DO THIS:
Return a copy of each line that holds the string "name".

EXERCISE DATA:
- - -

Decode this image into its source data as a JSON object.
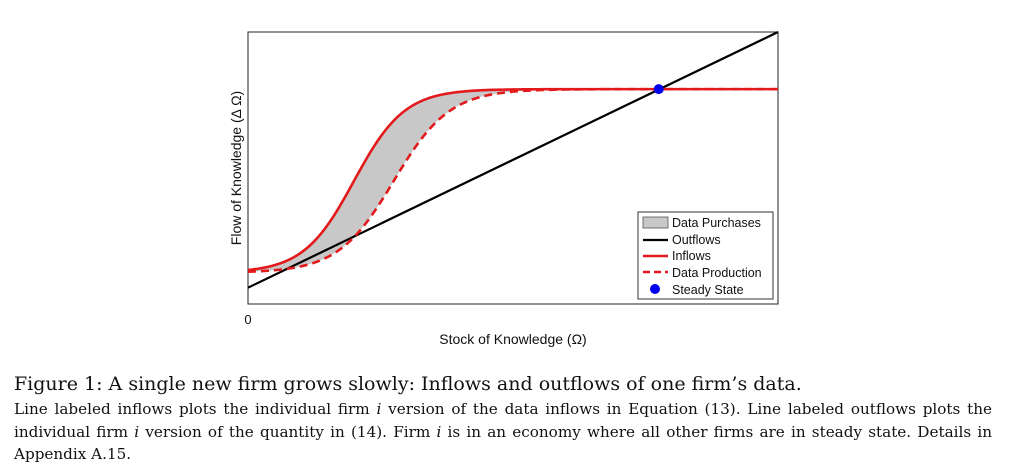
{
  "chart_data": {
    "type": "line",
    "xlabel": "Stock of Knowledge (Ω)",
    "ylabel": "Flow of Knowledge (Δ Ω)",
    "x_tick_labels": [
      "0"
    ],
    "xlim": [
      0,
      1
    ],
    "ylim": [
      0,
      1
    ],
    "grid": false,
    "legend_position": "bottom-right",
    "series": [
      {
        "name": "Data Purchases",
        "style": "shaded-area",
        "color": "#c8c8c8"
      },
      {
        "name": "Outflows",
        "style": "solid",
        "color": "#000000",
        "x": [
          0,
          1
        ],
        "y": [
          0.06,
          1.0
        ]
      },
      {
        "name": "Inflows",
        "style": "solid",
        "color": "#e31a1c",
        "floor": 0.115,
        "ceiling": 0.79,
        "midpoint": 0.2,
        "steepness": 21
      },
      {
        "name": "Data Production",
        "style": "dashed",
        "color": "#e31a1c",
        "floor": 0.115,
        "ceiling": 0.79,
        "midpoint": 0.275,
        "steepness": 19
      },
      {
        "name": "Steady State",
        "style": "marker",
        "color": "#0000ee",
        "x": [
          0.775
        ],
        "y": [
          0.79
        ]
      }
    ]
  },
  "caption": {
    "title": "Figure 1: A single new firm grows slowly: Inflows and outflows of one firm’s data.",
    "body_1": "Line labeled inflows plots the individual firm ",
    "var_1": "i",
    "body_2": " version of the data inflows in Equation (13). Line labeled outflows plots the individual firm ",
    "var_2": "i",
    "body_3": " version of the quantity in (14). Firm ",
    "var_3": "i",
    "body_4": " is in an economy where all other firms are in steady state. Details in Appendix A.15."
  }
}
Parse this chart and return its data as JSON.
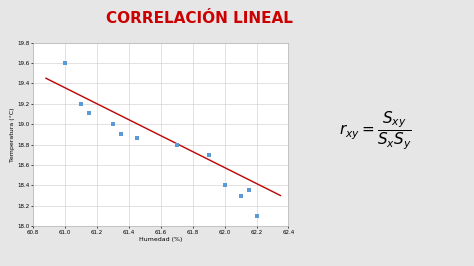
{
  "title": "CORRELACIÓN LINEAL",
  "title_color": "#CC0000",
  "title_fontsize": 11,
  "xlabel": "Humedad (%)",
  "ylabel": "Temperatura (°C)",
  "scatter_x": [
    61.0,
    61.1,
    61.15,
    61.3,
    61.35,
    61.45,
    61.7,
    61.9,
    62.0,
    62.1,
    62.15,
    62.2
  ],
  "scatter_y": [
    19.6,
    19.2,
    19.11,
    19.0,
    18.9,
    18.86,
    18.8,
    18.7,
    18.4,
    18.3,
    18.35,
    18.1
  ],
  "scatter_color": "#5B9BD5",
  "line_color": "#C00000",
  "line_x": [
    60.88,
    62.35
  ],
  "line_y": [
    19.45,
    18.3
  ],
  "xlim": [
    60.8,
    62.4
  ],
  "ylim": [
    18.0,
    19.8
  ],
  "xticks": [
    60.8,
    61.0,
    61.2,
    61.4,
    61.6,
    61.8,
    62.0,
    62.2,
    62.4
  ],
  "yticks": [
    18.0,
    18.2,
    18.4,
    18.6,
    18.8,
    19.0,
    19.2,
    19.4,
    19.6,
    19.8
  ],
  "bg_color": "#E6E6E6",
  "plot_bg_color": "#FFFFFF",
  "grid_color": "#CCCCCC"
}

- - -

FULL SOLUTION:
        "name": "Data Purchases",
        "name": "Outflows",
        "name": "Inflows",
        "name": "Data Production",
        "name": "Steady State",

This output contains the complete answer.